> [WHAT YOU ARE ASKED TO DO]:
Go through the data below. List every line that holds the word "Show".

> [PROVIDED ENTRIES]:
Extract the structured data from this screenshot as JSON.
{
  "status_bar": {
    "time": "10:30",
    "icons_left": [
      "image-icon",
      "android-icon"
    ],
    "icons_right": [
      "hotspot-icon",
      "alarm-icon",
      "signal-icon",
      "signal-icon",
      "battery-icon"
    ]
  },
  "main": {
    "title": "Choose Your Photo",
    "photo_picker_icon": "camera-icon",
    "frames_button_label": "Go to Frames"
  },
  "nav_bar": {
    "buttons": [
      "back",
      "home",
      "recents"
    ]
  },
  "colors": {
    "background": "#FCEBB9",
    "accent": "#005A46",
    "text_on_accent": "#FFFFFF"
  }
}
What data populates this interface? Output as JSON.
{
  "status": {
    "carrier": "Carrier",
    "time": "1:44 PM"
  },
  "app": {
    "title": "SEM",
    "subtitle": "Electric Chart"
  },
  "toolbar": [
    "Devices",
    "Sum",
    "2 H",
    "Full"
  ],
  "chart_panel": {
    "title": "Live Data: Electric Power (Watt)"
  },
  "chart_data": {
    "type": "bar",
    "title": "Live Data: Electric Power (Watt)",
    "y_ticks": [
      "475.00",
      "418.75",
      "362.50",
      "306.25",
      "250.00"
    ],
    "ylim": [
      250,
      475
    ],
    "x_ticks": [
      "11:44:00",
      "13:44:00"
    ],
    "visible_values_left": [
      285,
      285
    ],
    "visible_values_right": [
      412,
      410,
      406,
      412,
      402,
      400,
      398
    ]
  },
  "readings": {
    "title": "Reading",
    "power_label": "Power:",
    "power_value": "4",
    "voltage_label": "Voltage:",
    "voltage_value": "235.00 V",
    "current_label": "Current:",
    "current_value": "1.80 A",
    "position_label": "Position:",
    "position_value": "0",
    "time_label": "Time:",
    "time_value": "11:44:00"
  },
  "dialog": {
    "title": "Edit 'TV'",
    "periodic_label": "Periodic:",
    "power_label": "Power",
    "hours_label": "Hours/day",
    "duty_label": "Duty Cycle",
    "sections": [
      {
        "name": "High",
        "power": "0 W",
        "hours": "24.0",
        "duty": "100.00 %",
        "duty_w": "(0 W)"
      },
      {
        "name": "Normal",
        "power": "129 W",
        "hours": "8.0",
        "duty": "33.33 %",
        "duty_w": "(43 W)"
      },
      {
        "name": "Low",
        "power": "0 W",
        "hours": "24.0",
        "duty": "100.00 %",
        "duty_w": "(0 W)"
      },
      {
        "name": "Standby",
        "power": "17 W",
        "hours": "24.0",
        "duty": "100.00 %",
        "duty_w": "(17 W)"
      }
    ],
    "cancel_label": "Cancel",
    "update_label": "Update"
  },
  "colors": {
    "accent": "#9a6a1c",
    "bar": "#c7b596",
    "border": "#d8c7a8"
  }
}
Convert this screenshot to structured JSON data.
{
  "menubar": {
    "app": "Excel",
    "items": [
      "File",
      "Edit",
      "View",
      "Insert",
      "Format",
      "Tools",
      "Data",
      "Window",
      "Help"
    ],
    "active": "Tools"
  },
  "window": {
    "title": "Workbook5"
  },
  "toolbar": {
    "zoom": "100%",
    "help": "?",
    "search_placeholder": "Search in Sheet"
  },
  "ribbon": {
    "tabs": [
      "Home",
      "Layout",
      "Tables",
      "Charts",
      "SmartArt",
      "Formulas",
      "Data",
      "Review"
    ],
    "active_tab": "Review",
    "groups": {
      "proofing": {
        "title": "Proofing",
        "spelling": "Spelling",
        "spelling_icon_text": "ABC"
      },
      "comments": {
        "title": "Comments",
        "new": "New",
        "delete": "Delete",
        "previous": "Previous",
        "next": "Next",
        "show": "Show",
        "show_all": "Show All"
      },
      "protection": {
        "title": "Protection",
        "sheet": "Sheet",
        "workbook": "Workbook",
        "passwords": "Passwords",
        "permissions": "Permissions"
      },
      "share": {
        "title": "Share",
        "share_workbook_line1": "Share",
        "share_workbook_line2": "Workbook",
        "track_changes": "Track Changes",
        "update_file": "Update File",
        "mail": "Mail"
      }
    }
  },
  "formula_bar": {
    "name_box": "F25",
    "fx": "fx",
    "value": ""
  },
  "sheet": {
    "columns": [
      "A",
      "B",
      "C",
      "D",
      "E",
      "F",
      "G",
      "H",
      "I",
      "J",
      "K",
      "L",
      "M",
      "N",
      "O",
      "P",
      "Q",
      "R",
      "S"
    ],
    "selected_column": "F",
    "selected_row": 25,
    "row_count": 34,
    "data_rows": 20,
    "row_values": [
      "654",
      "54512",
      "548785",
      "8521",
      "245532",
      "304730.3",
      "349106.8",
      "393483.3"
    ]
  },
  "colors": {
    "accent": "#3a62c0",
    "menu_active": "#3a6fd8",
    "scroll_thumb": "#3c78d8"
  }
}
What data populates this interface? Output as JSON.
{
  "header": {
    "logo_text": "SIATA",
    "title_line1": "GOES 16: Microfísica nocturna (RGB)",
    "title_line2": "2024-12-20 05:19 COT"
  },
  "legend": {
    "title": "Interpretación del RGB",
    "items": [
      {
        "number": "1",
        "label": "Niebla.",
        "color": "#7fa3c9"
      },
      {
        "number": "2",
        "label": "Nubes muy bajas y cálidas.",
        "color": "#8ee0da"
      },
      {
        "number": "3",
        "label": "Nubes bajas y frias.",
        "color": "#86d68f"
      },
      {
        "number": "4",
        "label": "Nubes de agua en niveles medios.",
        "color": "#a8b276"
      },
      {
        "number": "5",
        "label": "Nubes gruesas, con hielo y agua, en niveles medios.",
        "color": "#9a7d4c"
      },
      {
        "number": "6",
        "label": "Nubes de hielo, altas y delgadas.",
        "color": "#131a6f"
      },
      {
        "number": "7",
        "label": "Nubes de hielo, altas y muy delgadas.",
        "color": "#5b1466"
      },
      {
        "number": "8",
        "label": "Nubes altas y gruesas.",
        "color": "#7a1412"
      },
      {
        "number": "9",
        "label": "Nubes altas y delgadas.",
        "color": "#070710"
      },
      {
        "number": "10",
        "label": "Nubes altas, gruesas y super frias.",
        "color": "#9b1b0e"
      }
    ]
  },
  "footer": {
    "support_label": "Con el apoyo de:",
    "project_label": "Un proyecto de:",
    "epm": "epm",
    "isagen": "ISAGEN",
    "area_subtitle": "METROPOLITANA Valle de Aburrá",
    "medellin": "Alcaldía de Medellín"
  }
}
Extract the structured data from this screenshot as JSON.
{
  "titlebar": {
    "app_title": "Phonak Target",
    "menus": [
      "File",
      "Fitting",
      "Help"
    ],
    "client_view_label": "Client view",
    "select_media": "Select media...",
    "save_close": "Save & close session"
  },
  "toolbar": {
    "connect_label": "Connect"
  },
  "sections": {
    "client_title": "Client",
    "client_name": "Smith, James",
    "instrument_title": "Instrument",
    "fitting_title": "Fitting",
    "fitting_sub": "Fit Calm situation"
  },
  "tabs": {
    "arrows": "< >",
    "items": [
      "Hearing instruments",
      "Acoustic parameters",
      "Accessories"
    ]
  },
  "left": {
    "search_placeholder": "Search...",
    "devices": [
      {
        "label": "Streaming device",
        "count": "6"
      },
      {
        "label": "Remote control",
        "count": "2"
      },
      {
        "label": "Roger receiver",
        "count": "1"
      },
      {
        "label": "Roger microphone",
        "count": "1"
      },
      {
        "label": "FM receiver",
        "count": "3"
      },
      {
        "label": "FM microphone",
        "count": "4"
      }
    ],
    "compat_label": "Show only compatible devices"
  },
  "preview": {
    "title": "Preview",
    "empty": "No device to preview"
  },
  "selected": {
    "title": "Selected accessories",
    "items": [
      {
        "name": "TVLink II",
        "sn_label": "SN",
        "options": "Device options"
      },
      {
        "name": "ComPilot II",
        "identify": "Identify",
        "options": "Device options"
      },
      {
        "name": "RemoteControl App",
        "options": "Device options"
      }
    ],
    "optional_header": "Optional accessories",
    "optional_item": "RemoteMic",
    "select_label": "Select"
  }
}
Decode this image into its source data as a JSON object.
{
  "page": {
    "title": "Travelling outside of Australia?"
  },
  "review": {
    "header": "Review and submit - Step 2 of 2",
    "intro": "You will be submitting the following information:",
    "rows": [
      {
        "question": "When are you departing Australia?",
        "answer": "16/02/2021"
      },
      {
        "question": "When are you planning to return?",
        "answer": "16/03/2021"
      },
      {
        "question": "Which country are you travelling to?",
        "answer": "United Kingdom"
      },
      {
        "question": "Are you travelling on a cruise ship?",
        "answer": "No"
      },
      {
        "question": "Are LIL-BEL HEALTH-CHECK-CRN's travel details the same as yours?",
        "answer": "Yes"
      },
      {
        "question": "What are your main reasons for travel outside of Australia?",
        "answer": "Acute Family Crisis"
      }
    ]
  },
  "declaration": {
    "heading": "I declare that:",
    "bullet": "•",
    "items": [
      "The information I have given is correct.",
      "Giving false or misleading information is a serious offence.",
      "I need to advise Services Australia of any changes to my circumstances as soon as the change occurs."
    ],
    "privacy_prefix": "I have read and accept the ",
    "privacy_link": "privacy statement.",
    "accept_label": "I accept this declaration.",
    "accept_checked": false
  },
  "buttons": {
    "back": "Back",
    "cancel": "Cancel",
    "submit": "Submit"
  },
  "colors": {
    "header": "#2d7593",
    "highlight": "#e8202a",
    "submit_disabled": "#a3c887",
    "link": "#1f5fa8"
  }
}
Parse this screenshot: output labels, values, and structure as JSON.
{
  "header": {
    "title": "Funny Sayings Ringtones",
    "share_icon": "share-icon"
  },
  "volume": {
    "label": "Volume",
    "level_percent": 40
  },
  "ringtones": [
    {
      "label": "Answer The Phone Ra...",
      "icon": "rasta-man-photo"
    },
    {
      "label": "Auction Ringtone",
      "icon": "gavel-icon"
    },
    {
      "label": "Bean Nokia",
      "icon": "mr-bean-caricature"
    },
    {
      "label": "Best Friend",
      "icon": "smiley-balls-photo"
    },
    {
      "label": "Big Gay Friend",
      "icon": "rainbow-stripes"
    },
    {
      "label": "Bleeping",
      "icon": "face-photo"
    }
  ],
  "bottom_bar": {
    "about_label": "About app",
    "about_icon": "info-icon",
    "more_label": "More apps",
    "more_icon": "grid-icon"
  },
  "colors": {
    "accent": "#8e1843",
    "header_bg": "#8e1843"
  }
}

> [RESULT FOR THIS EXERCISE]:
        "show": "Show",
        "show_all": "Show All"
    "compat_label": "Show only compatible devices"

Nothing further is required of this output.